── Passage fourni ──

La cour a accueilli la requête des maisons de disque en jugement sommaire sur les actions en contrefaçon de droit d’auteur en common law, puisque la preuve a établi que les utilisateurs de LimeWire avaient directement violé les droits d’auteur des maisons de disque et que LimeWire s’était volontairement livrée à une conduite destinée à encourager cette violation. La cour a également accordé un jugement sommaire en faveur des maisons de disque quant à l’action en concurrence déloyale, faisant observer que la distribution non autorisée et gratuite d’enregistrements protégés par le droit d’auteur par l’entremise de LimeWire entrait en concurrence avec les ventes des maisons de disque.

───
── Données enregistrées ──

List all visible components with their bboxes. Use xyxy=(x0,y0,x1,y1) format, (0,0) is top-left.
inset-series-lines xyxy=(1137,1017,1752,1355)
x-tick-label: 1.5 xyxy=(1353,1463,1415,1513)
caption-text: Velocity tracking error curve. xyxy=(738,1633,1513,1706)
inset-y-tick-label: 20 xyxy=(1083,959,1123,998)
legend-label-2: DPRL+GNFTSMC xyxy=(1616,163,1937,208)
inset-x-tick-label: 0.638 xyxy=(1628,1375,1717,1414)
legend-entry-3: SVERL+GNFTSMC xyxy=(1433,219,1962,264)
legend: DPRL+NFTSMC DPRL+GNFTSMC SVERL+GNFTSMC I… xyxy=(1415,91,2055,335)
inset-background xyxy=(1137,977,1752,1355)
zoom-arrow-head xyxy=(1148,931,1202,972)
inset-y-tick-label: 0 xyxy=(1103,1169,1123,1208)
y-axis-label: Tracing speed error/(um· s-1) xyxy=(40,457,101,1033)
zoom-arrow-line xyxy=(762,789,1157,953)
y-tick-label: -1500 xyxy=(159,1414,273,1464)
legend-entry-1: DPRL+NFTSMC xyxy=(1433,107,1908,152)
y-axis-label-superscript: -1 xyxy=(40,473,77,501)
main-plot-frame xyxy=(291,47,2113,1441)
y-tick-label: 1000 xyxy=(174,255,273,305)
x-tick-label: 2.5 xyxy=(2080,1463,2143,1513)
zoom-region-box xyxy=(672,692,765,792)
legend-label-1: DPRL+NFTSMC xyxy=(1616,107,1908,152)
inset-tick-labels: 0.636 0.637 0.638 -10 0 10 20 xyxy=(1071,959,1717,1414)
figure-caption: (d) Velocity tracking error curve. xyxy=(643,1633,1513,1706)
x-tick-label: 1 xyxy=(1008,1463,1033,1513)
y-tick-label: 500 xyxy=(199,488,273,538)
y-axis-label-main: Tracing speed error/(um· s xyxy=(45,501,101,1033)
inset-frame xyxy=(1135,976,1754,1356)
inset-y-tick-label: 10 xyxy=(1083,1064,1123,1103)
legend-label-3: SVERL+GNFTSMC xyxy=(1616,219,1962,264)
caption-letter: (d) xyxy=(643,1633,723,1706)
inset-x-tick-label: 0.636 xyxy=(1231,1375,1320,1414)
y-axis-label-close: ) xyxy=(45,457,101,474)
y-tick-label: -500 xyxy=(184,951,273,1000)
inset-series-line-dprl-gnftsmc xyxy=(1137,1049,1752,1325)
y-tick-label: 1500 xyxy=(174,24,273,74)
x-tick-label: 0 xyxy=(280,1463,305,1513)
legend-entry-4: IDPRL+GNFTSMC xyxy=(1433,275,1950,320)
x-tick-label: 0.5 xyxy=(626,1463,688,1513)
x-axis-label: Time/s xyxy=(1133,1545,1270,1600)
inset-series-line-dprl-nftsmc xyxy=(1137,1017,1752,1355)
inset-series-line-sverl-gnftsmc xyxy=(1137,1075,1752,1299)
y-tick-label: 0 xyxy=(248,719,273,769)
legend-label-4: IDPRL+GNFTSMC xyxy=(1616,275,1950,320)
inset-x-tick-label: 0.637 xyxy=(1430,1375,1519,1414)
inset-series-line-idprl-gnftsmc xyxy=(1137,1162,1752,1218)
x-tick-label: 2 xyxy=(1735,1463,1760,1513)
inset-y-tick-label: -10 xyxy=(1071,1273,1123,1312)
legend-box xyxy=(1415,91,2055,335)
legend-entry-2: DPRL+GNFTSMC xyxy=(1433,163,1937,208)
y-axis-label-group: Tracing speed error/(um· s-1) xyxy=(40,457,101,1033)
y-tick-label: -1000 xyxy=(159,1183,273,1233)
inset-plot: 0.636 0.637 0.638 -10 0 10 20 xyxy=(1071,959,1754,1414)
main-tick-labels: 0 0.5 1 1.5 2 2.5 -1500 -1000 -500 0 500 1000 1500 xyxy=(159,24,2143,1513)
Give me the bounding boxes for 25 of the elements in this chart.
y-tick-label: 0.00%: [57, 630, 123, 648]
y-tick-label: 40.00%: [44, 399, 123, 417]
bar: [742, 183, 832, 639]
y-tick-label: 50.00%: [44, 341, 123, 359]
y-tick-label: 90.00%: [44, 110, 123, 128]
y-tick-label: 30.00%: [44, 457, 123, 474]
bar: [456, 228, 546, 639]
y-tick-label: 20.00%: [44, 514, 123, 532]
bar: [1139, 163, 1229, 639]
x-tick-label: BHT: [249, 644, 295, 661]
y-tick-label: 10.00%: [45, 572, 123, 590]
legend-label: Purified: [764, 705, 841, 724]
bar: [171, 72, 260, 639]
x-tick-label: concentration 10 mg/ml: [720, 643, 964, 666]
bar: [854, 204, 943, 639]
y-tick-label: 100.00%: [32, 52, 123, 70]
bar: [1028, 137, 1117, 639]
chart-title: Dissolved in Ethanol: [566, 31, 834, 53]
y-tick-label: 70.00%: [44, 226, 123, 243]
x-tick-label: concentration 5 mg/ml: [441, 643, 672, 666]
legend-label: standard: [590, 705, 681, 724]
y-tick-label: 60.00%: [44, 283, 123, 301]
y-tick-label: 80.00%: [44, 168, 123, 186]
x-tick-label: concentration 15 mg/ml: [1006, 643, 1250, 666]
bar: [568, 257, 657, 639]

───

:: Exercice 1 ::
Modifiez le passage de « La cour a accueilli » à « maisons de disque. » en y remplaçant « maisons de disque » par « sociétés de production ».
:: Exercice 2 ::
D'après le passage, avec quoi la distribution non autorisée et gratuite d'enregistrements par l'entremise de LimeWire entrait-elle en concurrence ?
Les enregistrements n'ont aucun rapport avec le passage.

:: Solution rédigée 1 ::
La cour a accueilli la requête des sociétés de production en jugement sommaire sur les actions en contrefaçon de droit d’auteur en common law, puisque la preuve a établi que les utilisateurs de LimeWire avaient directement violé les droits d’auteur des sociétés de production et que LimeWire s’était volontairement livrée à une conduite destinée à encourager cette violation. La cour a également accordé un jugement sommaire en faveur des sociétés de production quant à l’action en concurrence déloyale, faisant observer que la distribution non autorisée et gratuite d’enregistrements protégés par le droit d’auteur par l’entremise de LimeWire entrait en concurrence avec les ventes des sociétés de production.

:: Solution rédigée 2 ::
Avec les ventes des maisons de disque.